→ **Task directions**
Below, find each line holding "программы" and state how many there are, using the number alone.

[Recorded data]

▬▬▬

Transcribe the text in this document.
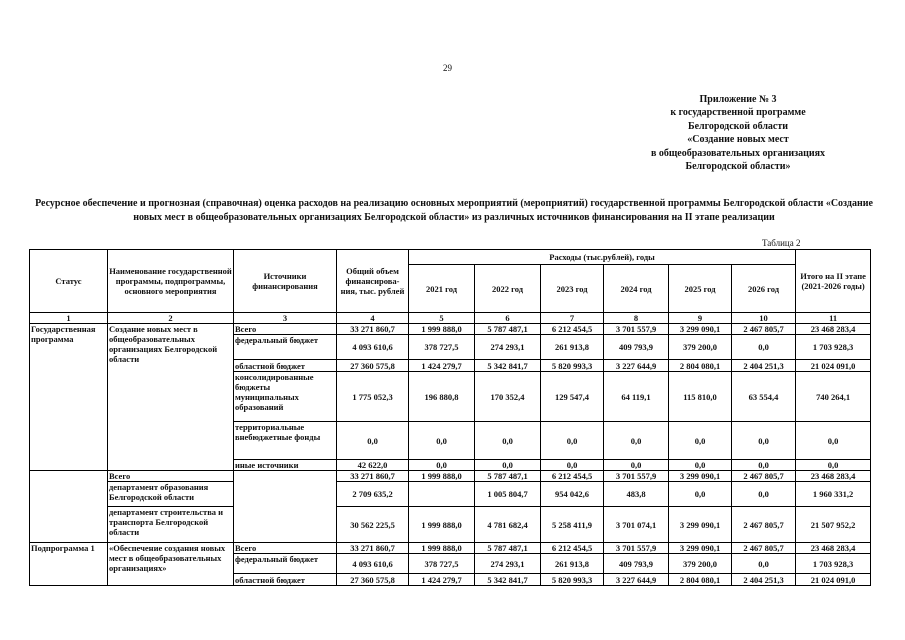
29
Приложение № 3
к государственной программе
Белгородской области
«Создание новых мест
в общеобразовательных организациях
Белгородской области»
Ресурсное обеспечение и прогнозная (справочная) оценка расходов на реализацию основных мероприятий (мероприятий) государственной программы Белгородской области «Создание новых мест в общеобразовательных организациях Белгородской области» из различных источников финансирования на II этапе реализации
Таблица 2
Статус	Наименование государственной программы, подпрограммы, основного мероприятия	Источники финансирования	Общий объем финансирова-ния, тыс. рублей	Расходы (тыс.рублей), годы						Итого на II этапе (2021-2026 годы)
				2021 год	2022 год	2023 год	2024 год	2025 год	2026 год	
1	2	3	4	5	6	7	8	9	10	11
Государственная программа	Создание новых мест в общеобразовательных организациях Белгородской области	Всего	33 271 860,7	1 999 888,0	5 787 487,1	6 212 454,5	3 701 557,9	3 299 090,1	2 467 805,7	23 468 283,4
		федеральный бюджет	4 093 610,6	378 727,5	274 293,1	261 913,8	409 793,9	379 200,0	0,0	1 703 928,3
		областной бюджет	27 360 575,8	1 424 279,7	5 342 841,7	5 820 993,3	3 227 644,9	2 804 080,1	2 404 251,3	21 024 091,0
		консолидированные бюджеты муниципальных образований	1 775 052,3	196 880,8	170 352,4	129 547,4	64 119,1	115 810,0	63 554,4	740 264,1
		территориальные внебюджетные фонды	0,0	0,0	0,0	0,0	0,0	0,0	0,0	0,0
		иные источники	42 622,0	0,0	0,0	0,0	0,0	0,0	0,0	0,0
	Всего		33 271 860,7	1 999 888,0	5 787 487,1	6 212 454,5	3 701 557,9	3 299 090,1	2 467 805,7	23 468 283,4
	департамент образования Белгородской области		2 709 635,2		1 005 804,7	954 042,6	483,8	0,0	0,0	1 960 331,2
	департамент строительства и транспорта Белгородской области		30 562 225,5	1 999 888,0	4 781 682,4	5 258 411,9	3 701 074,1	3 299 090,1	2 467 805,7	21 507 952,2
Подпрограмма 1	«Обеспечение создания новых мест в общеобразовательных организациях»	Всего	33 271 860,7	1 999 888,0	5 787 487,1	6 212 454,5	3 701 557,9	3 299 090,1	2 467 805,7	23 468 283,4
		федеральный бюджет	4 093 610,6	378 727,5	274 293,1	261 913,8	409 793,9	379 200,0	0,0	1 703 928,3
		областной бюджет	27 360 575,8	1 424 279,7	5 342 841,7	5 820 993,3	3 227 644,9	2 804 080,1	2 404 251,3	21 024 091,0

▬▬▬

→ **Reply to the exercise**
2